* **EXTRACT PROVIDED**:
= Beginning of Section =

[3.2.0.0-8~mitaka ] contrail-alarm-gen failed in scale setup

Bug #1648338 reported by chhandak
8
This bug affects 1 person
Affects Status Importance Assigned to Milestone
Juniper Openstack
Status tracked in Trunk
R3.0
Fix Committed
High
Anish Mehta
R3.0.2.x
Fix Committed
High
Anish Mehta
R3.0.3.x
Fix Committed
High
Anish Mehta
R3.1
Fix Committed
High
Anish Mehta
R3.2
Fix Committed
High
Anish Mehta
Trunk
Fix Committed
High
Anish Mehta

Bug Description

In scale setup alarm-gen is in failed state and analytics-api stuck in initializing state for both the collector node

== Contrail Analytics ==
supervisor-analytics: active
contrail-alarm-gen:0 failed
contrail-analytics-api initializing (UvePartitions:UVE-Aggregation[Partitions:0] connection down)

= End of Section =

* **EXTRACTED RECORDS**:
= Beginning of Section =

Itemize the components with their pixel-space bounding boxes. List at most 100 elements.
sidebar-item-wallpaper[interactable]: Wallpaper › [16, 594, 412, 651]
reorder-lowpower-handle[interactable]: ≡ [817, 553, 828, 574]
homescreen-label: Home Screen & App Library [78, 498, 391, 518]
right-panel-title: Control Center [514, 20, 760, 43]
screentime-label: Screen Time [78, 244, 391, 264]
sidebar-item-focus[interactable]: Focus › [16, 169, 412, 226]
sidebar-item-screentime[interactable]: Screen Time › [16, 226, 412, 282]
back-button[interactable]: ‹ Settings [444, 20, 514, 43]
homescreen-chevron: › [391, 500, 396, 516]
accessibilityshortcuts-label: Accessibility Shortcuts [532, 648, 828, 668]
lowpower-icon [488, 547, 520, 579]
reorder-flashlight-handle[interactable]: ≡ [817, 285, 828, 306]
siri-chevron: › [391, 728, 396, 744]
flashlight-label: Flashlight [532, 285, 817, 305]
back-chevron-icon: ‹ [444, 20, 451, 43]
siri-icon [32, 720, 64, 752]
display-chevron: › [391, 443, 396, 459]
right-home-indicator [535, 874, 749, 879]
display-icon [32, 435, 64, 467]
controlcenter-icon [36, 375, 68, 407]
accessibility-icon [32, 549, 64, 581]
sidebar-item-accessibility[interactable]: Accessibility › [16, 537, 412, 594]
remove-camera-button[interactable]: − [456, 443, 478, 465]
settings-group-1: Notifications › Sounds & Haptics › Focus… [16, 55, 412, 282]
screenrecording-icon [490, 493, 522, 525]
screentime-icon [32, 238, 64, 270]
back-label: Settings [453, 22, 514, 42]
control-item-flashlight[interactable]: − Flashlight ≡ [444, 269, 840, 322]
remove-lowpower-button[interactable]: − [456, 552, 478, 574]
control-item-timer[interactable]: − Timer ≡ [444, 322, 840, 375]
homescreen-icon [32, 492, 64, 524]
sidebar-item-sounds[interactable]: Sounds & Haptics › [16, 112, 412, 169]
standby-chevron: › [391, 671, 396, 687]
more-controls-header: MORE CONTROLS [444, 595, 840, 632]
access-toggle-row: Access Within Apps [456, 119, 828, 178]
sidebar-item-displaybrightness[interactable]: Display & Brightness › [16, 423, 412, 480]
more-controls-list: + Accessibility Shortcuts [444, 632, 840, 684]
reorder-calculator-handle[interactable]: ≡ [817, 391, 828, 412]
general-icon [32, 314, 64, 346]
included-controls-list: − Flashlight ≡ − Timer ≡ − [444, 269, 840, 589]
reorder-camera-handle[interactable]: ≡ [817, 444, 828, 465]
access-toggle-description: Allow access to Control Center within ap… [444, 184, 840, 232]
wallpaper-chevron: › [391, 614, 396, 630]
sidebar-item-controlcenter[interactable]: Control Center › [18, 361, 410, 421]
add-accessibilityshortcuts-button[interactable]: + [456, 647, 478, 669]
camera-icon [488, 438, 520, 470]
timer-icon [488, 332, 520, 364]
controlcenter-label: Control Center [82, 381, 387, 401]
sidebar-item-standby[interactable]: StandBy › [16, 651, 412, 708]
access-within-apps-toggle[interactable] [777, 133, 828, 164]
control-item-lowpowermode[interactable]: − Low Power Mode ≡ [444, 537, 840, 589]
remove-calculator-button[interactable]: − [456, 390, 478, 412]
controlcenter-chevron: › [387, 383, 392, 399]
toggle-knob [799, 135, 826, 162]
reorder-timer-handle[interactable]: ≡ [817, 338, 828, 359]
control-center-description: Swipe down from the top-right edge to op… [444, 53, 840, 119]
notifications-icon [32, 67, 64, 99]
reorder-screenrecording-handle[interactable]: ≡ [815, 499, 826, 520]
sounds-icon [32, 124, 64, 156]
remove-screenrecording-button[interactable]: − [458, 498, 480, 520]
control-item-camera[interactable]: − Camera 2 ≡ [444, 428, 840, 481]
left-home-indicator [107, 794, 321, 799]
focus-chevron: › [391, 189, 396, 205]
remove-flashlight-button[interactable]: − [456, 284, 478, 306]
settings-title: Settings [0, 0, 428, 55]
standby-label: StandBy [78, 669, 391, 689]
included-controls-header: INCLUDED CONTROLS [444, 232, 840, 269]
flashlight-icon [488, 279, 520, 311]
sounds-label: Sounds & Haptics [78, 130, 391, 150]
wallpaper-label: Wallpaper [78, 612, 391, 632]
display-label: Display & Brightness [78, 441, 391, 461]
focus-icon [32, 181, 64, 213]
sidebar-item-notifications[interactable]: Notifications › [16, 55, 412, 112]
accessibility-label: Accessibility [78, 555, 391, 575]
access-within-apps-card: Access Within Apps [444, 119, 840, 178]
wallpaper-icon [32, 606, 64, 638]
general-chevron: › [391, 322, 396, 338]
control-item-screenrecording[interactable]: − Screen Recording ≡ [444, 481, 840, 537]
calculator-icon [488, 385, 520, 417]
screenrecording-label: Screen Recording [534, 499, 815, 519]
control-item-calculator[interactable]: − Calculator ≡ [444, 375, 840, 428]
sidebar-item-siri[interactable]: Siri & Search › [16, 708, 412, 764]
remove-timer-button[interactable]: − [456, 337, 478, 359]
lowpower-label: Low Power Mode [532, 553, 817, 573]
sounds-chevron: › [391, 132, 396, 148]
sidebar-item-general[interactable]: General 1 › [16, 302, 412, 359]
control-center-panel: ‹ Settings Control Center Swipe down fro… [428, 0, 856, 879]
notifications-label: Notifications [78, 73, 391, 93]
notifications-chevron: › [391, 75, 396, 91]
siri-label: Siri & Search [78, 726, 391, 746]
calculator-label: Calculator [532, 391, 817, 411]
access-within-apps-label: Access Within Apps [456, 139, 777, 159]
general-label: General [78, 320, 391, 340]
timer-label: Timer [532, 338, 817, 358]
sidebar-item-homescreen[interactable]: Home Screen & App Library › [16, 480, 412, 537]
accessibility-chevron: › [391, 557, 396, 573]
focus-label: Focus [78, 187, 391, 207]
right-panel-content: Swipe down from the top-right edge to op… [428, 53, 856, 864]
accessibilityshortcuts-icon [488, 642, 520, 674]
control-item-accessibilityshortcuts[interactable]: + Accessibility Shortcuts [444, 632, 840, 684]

= End of Section =

* **USING THE INFORMATION**:
A – Copy word for word the part of the bug report above that opens with the words containing "In scale setup alarm-gen" and closes with "(UvePartitions:UVE-Aggregation[Partitions:0] connection down)".
B – According to the bug report, what state is contrail-analytics-api stuck in on both collector nodes?

* **ANSWER SECTION**:
A –
In scale setup alarm-gen is in failed state and analytics-api stuck in initializing state for both the collector node

== Contrail Analytics ==
supervisor-analytics: active
contrail-alarm-gen:0 failed
contrail-analytics-api initializing (UvePartitions:UVE-Aggregation[Partitions:0] connection down)

B – It is stuck in the initializing state.